Search the records for "กทรอน". Copy every line where it appears.
---+---
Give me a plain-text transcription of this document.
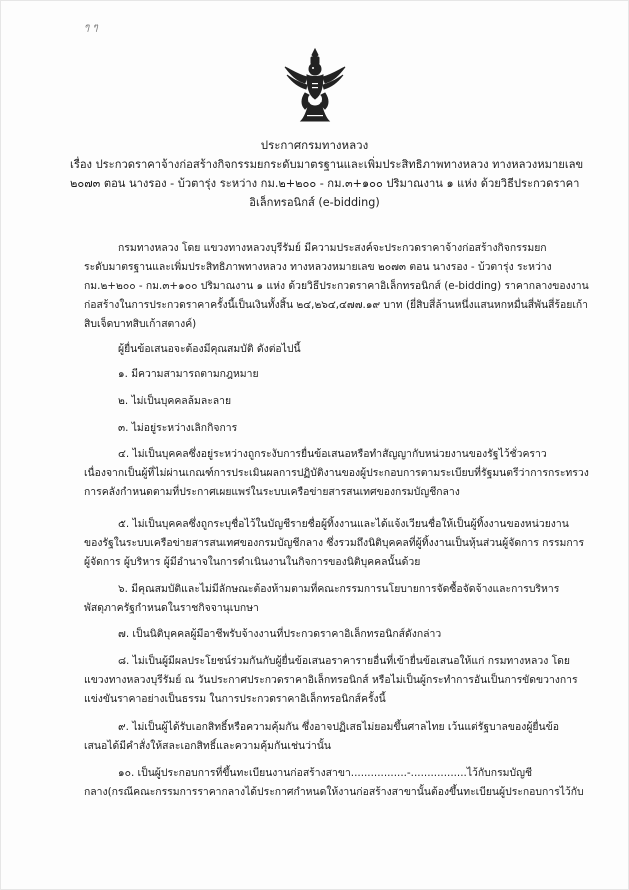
ๆ ๆ
ประกาศกรมทางหลวง
เรื่อง ประกวดราคาจ้างก่อสร้างกิจกรรมยกระดับมาตรฐานและเพิ่มประสิทธิภาพทางหลวง ทางหลวงหมายเลข
๒๐๗๓ ตอน นางรอง - บ้วตารุ่ง ระหว่าง กม.๒+๒๐๐ - กม.๓+๑๐๐ ปริมาณงาน ๑ แห่ง ด้วยวิธีประกวดราคา
อิเล็กทรอนิกส์ (e-bidding)
กรมทางหลวง โดย แขวงทางหลวงบุรีรัมย์ มีความประสงค์จะประกวดราคาจ้างก่อสร้างกิจกรรมยก
ระดับมาตรฐานและเพิ่มประสิทธิภาพทางหลวง ทางหลวงหมายเลข ๒๐๗๓ ตอน นางรอง - บ้วตารุ่ง ระหว่าง
กม.๒+๒๐๐ - กม.๓+๑๐๐ ปริมาณงาน ๑ แห่ง ด้วยวิธีประกวดราคาอิเล็กทรอนิกส์ (e-bidding) ราคากลางของงาน
ก่อสร้างในการประกวดราคาครั้งนี้เป็นเงินทั้งสิ้น ๒๔,๒๖๔,๔๗๗.๑๙ บาท (ยี่สิบสี่ล้านหนึ่งแสนหกหมื่นสี่พันสี่ร้อยเก้า
สิบเจ็ดบาทสิบเก้าสตางค์)
ผู้ยื่นข้อเสนอจะต้องมีคุณสมบัติ ดังต่อไปนี้
๑. มีความสามารถตามกฎหมาย
๒. ไม่เป็นบุคคลล้มละลาย
๓. ไม่อยู่ระหว่างเลิกกิจการ
๔. ไม่เป็นบุคคลซึ่งอยู่ระหว่างถูกระงับการยื่นข้อเสนอหรือทำสัญญากับหน่วยงานของรัฐไว้ชั่วคราว
เนื่องจากเป็นผู้ที่ไม่ผ่านเกณฑ์การประเมินผลการปฏิบัติงานของผู้ประกอบการตามระเบียบที่รัฐมนตรีว่าการกระทรวง
การคลังกำหนดตามที่ประกาศเผยแพร่ในระบบเครือข่ายสารสนเทศของกรมบัญชีกลาง
๕. ไม่เป็นบุคคลซึ่งถูกระบุชื่อไว้ในบัญชีรายชื่อผู้ทิ้งงานและได้แจ้งเวียนชื่อให้เป็นผู้ทิ้งงานของหน่วยงาน
ของรัฐในระบบเครือข่ายสารสนเทศของกรมบัญชีกลาง ซึ่งรวมถึงนิติบุคคลที่ผู้ทิ้งงานเป็นหุ้นส่วนผู้จัดการ กรรมการ
ผู้จัดการ ผู้บริหาร ผู้มีอำนาจในการดำเนินงานในกิจการของนิติบุคคลนั้นด้วย
๖. มีคุณสมบัติและไม่มีลักษณะต้องห้ามตามที่คณะกรรมการนโยบายการจัดซื้อจัดจ้างและการบริหาร
พัสดุภาครัฐกำหนดในราชกิจจานุเบกษา
๗. เป็นนิติบุคคลผู้มีอาชีพรับจ้างงานที่ประกวดราคาอิเล็กทรอนิกส์ดังกล่าว
๘. ไม่เป็นผู้มีผลประโยชน์ร่วมกันกับผู้ยื่นข้อเสนอราคารายอื่นที่เข้ายื่นข้อเสนอให้แก่ กรมทางหลวง โดย
แขวงทางหลวงบุรีรัมย์ ณ วันประกาศประกวดราคาอิเล็กทรอนิกส์ หรือไม่เป็นผู้กระทำการอันเป็นการขัดขวางการ
แข่งขันราคาอย่างเป็นธรรม ในการประกวดราคาอิเล็กทรอนิกส์ครั้งนี้
๙. ไม่เป็นผู้ได้รับเอกสิทธิ์หรือความคุ้มกัน ซึ่งอาจปฏิเสธไม่ยอมขึ้นศาลไทย เว้นแต่รัฐบาลของผู้ยื่นข้อ
เสนอได้มีคำสั่งให้สละเอกสิทธิ์และความคุ้มกันเช่นว่านั้น
๑๐. เป็นผู้ประกอบการที่ขึ้นทะเบียนงานก่อสร้างสาขา.................-.................ไว้กับกรมบัญชี
กลาง(กรณีคณะกรรมการราคากลางได้ประกาศกำหนดให้งานก่อสร้างสาขานั้นต้องขึ้นทะเบียนผู้ประกอบการไว้กับ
---+---
## WRITTEN SOLUTION
อิเล็กทรอนิกส์ (e-bidding)
กม.๒+๒๐๐ - กม.๓+๑๐๐ ปริมาณงาน ๑ แห่ง ด้วยวิธีประกวดราคาอิเล็กทรอนิกส์ (e-bidding) ราคากลางของงาน
๗. เป็นนิติบุคคลผู้มีอาชีพรับจ้างงานที่ประกวดราคาอิเล็กทรอนิกส์ดังกล่าว
แขวงทางหลวงบุรีรัมย์ ณ วันประกาศประกวดราคาอิเล็กทรอนิกส์ หรือไม่เป็นผู้กระทำการอันเป็นการขัดขวางการ
แข่งขันราคาอย่างเป็นธรรม ในการประกวดราคาอิเล็กทรอนิกส์ครั้งนี้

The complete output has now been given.